** Begin RECORDS FOR PROCESSING **

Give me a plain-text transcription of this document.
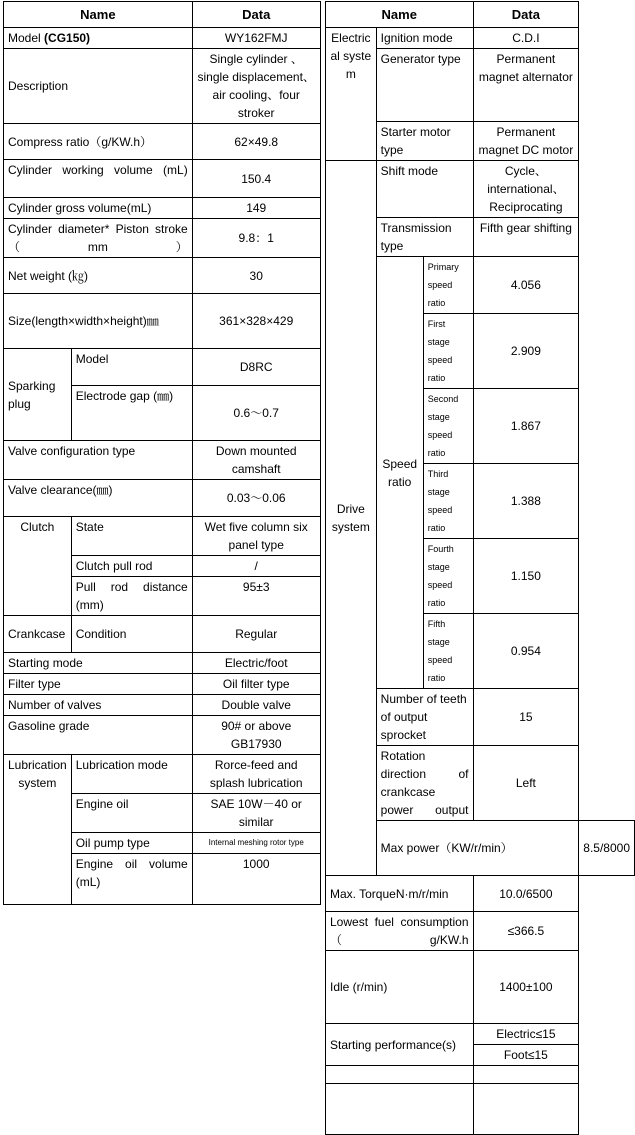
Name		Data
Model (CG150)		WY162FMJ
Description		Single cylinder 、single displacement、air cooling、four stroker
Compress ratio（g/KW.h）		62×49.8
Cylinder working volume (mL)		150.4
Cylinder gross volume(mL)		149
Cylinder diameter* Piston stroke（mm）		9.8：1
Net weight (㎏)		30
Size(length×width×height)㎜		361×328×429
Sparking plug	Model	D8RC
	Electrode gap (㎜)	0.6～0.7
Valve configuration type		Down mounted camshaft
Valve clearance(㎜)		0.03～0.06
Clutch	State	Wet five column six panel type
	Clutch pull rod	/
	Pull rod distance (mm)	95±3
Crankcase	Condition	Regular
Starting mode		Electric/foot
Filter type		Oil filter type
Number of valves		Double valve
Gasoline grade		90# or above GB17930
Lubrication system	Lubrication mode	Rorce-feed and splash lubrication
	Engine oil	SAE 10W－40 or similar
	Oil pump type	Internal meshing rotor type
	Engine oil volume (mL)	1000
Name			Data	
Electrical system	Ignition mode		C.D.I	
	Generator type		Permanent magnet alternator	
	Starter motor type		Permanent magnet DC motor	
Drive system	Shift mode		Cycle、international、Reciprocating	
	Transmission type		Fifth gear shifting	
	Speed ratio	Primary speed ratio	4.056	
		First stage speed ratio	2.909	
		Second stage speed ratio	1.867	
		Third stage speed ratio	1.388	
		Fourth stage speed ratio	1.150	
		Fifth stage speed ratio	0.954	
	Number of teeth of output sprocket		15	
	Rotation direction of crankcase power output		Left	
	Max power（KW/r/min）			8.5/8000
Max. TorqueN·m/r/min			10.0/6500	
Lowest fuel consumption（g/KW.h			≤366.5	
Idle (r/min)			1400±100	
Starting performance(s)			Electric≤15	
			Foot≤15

** End RECORDS FOR PROCESSING **

Output a faithful copy of the data, with each picture left out.

Give me a plain-text transcription of this document.
Name		Data
Model (CG150)		WY162FMJ
Description		Single cylinder 、single displacement、air cooling、four stroker
Compress ratio（g/KW.h）		62×49.8
Cylinder working volume (mL)		150.4
Cylinder gross volume(mL)		149
Cylinder diameter* Piston stroke（mm）		9.8：1
Net weight (㎏)		30
Size(length×width×height)㎜		361×328×429
Sparking plug	Model	D8RC
	Electrode gap (㎜)	0.6～0.7
Valve configuration type		Down mounted camshaft
Valve clearance(㎜)		0.03～0.06
Clutch	State	Wet five column six panel type
	Clutch pull rod	/
	Pull rod distance (mm)	95±3
Crankcase	Condition	Regular
Starting mode		Electric/foot
Filter type		Oil filter type
Number of valves		Double valve
Gasoline grade		90# or above GB17930
Lubrication system	Lubrication mode	Rorce-feed and splash lubrication
	Engine oil	SAE 10W－40 or similar
	Oil pump type	Internal meshing rotor type
	Engine oil volume (mL)	1000
Name			Data	
Electrical system	Ignition mode		C.D.I	
	Generator type		Permanent magnet alternator	
	Starter motor type		Permanent magnet DC motor	
Drive system	Shift mode		Cycle、international、Reciprocating	
	Transmission type		Fifth gear shifting	
	Speed ratio	Primary speed ratio	4.056	
		First stage speed ratio	2.909	
		Second stage speed ratio	1.867	
		Third stage speed ratio	1.388	
		Fourth stage speed ratio	1.150	
		Fifth stage speed ratio	0.954	
	Number of teeth of output sprocket		15	
	Rotation direction of crankcase power output		Left	
	Max power（KW/r/min）			8.5/8000
Max. TorqueN·m/r/min			10.0/6500	
Lowest fuel consumption（g/KW.h			≤366.5	
Idle (r/min)			1400±100	
Starting performance(s)			Electric≤15	
			Foot≤15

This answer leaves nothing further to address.